_Stored data_:
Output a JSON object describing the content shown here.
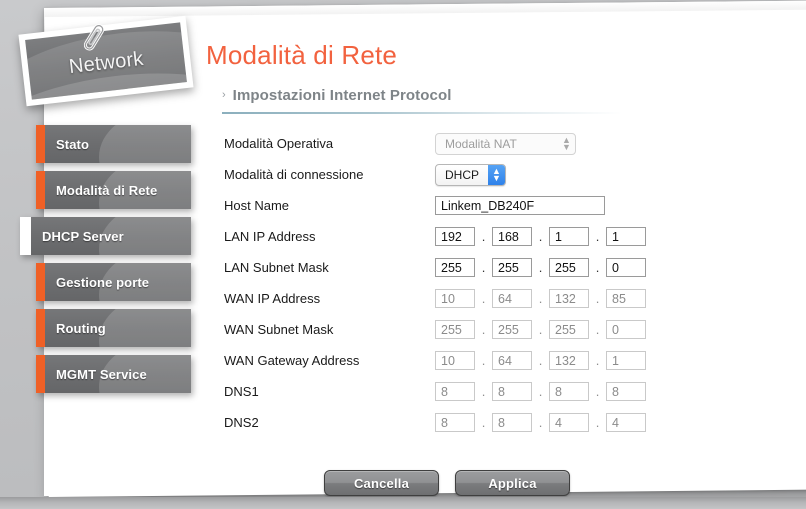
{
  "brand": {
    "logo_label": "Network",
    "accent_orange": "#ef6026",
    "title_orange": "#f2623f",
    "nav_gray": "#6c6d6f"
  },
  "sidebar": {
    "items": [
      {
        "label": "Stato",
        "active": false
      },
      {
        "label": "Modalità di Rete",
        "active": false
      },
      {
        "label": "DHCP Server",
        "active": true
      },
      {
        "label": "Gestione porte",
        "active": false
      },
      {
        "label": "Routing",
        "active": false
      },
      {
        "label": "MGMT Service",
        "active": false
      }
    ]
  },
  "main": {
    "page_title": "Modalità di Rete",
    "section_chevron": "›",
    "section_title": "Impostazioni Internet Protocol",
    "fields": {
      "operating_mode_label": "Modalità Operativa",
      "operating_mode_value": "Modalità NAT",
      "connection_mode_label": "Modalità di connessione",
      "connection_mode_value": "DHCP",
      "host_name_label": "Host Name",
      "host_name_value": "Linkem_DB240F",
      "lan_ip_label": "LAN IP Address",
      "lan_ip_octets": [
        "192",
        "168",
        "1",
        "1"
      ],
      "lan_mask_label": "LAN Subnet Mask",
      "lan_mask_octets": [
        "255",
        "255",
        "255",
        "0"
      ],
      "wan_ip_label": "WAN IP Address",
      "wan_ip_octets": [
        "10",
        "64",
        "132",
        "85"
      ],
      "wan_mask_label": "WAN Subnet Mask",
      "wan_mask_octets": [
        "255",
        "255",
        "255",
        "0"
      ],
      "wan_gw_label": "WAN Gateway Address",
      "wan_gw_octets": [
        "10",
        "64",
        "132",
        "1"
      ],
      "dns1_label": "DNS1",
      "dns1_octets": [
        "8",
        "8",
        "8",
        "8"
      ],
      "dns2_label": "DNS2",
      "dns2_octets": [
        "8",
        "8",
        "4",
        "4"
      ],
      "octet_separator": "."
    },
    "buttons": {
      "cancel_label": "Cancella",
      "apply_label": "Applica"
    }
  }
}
...
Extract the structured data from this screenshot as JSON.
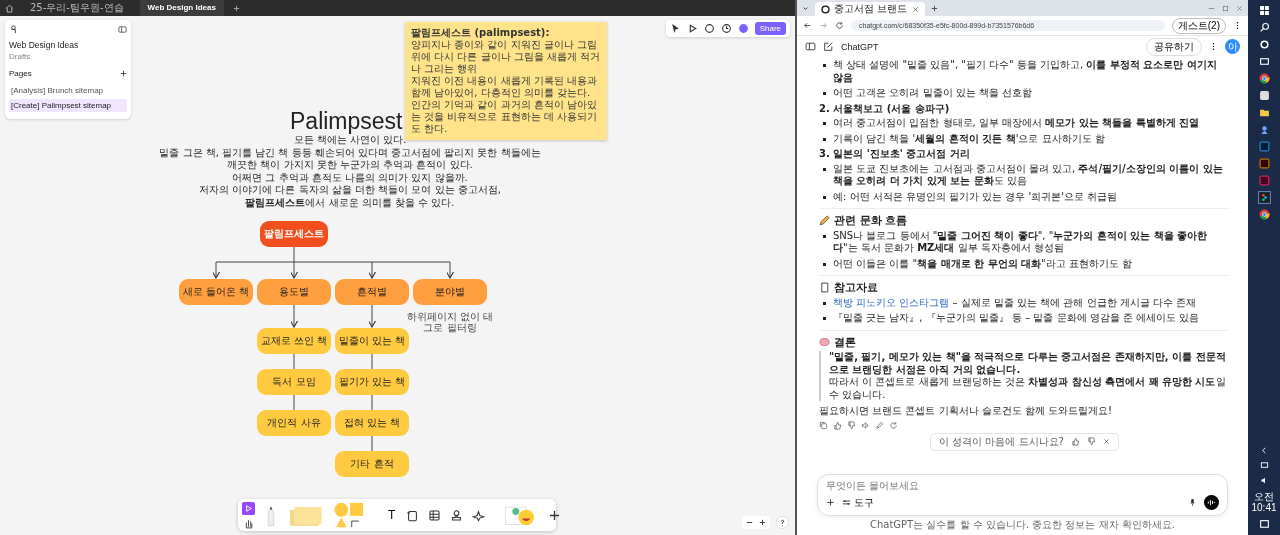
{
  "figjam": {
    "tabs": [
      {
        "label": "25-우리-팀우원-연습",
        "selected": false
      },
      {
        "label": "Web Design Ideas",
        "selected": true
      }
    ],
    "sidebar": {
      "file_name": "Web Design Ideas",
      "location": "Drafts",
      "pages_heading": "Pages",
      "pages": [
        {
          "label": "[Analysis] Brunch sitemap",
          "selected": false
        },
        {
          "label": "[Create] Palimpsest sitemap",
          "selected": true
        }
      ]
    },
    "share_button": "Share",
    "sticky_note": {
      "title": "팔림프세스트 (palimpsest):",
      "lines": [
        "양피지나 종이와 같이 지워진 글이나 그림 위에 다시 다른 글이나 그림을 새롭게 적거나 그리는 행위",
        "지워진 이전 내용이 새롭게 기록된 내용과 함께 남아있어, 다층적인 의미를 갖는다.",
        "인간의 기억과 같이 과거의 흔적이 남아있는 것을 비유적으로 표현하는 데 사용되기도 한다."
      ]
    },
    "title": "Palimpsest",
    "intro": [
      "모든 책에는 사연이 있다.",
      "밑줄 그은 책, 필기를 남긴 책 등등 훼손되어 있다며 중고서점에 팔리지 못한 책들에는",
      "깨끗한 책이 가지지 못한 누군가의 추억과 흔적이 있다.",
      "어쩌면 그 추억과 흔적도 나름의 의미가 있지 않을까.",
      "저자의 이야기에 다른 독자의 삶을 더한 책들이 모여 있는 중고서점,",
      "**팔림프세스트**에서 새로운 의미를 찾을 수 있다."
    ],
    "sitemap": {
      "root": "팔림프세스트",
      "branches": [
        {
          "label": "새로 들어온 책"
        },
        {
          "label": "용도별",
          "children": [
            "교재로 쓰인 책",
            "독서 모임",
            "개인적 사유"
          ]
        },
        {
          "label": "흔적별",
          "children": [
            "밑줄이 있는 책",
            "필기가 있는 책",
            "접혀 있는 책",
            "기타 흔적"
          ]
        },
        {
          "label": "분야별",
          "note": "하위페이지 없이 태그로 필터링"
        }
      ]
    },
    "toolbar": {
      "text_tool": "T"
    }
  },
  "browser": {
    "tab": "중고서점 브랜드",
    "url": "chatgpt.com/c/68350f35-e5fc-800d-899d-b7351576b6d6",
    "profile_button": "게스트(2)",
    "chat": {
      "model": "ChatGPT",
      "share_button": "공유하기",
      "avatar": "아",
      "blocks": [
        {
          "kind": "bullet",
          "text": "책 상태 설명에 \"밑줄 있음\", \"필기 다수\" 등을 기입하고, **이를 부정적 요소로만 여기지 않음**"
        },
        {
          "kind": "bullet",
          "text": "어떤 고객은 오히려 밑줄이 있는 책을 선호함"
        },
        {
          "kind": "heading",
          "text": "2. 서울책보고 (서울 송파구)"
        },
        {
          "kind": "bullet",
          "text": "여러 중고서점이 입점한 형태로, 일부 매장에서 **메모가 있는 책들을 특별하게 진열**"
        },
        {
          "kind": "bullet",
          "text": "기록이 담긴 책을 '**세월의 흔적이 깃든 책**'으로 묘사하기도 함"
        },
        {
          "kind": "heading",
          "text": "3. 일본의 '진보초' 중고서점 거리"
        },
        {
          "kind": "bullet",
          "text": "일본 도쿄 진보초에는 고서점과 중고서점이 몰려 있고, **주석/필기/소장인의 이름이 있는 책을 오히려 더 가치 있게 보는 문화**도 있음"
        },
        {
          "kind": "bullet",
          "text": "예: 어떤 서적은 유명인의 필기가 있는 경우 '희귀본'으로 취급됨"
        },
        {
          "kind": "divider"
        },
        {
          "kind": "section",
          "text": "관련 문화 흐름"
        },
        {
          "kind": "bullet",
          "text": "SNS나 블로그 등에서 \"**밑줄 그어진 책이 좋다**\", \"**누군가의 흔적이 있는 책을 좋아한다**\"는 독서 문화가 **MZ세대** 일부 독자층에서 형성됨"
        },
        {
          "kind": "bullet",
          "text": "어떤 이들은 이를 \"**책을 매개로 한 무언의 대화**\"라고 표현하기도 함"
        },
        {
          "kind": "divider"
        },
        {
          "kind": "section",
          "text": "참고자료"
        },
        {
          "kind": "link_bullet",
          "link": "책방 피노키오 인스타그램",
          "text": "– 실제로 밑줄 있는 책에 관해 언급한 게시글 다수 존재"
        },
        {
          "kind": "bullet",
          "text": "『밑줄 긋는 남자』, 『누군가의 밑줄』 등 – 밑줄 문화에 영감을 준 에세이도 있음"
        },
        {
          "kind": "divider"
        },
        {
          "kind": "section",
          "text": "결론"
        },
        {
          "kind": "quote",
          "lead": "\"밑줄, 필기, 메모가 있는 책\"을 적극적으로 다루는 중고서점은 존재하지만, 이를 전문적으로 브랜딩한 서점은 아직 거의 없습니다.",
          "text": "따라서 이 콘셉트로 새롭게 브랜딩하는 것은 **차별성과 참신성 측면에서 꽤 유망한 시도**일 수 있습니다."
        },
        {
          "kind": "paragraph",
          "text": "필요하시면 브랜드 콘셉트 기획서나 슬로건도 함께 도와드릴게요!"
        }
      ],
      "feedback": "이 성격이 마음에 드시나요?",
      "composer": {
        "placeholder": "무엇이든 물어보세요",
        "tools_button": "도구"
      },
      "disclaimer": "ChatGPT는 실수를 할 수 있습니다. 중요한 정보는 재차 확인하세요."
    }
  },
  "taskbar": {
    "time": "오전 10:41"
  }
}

_WHAT YOU ARE ASKED TO DO_: Gather, from the listing above, every line carrying the word "Design".

_THE SOLUTION_:
        "label": "Web Design Ideas",
      "file_name": "Web Design Ideas",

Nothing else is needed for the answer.